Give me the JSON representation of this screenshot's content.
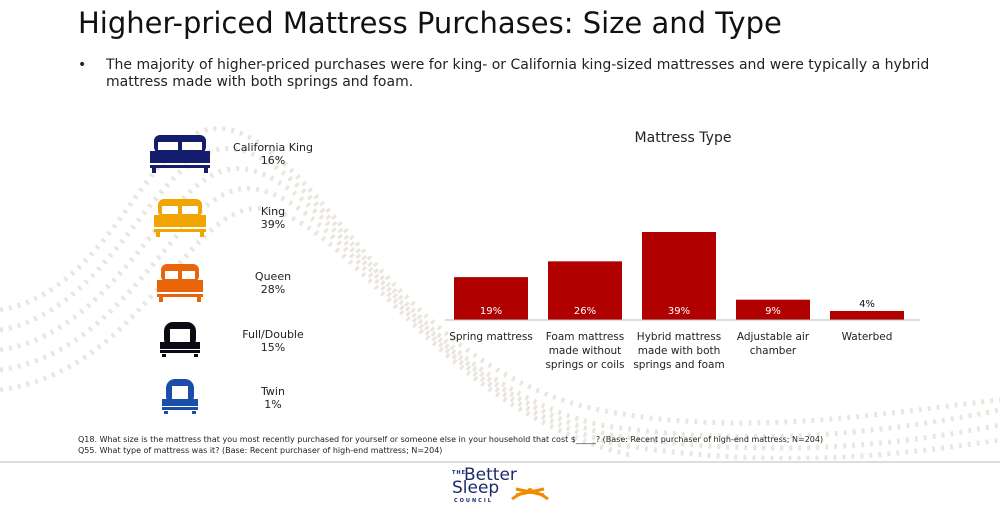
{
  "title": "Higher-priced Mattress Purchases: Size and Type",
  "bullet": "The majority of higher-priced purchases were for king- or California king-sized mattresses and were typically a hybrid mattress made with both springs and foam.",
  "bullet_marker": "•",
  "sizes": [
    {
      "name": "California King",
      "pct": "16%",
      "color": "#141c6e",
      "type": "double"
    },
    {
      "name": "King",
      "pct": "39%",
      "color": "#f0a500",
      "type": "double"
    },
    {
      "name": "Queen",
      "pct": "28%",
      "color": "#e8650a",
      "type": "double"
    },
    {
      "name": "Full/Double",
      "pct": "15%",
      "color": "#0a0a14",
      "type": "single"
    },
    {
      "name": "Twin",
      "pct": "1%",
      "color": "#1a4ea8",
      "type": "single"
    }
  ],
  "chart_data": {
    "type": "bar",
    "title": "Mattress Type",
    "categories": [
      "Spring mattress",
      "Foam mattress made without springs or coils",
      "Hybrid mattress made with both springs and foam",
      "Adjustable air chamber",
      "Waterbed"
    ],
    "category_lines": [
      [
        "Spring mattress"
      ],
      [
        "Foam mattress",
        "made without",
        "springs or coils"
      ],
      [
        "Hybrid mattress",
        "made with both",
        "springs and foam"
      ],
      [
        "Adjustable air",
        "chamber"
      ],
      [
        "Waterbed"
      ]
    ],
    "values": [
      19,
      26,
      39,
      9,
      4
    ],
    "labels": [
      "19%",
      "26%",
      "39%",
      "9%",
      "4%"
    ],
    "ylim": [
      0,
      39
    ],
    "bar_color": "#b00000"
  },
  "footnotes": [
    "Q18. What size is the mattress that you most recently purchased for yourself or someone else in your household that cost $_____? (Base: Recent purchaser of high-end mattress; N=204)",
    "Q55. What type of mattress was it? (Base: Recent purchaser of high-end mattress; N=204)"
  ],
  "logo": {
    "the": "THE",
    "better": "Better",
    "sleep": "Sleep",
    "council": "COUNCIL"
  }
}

+++

# Exercise
In the records above, how many lines contain the string "springs"? State that number only.

# Result for this exercise
5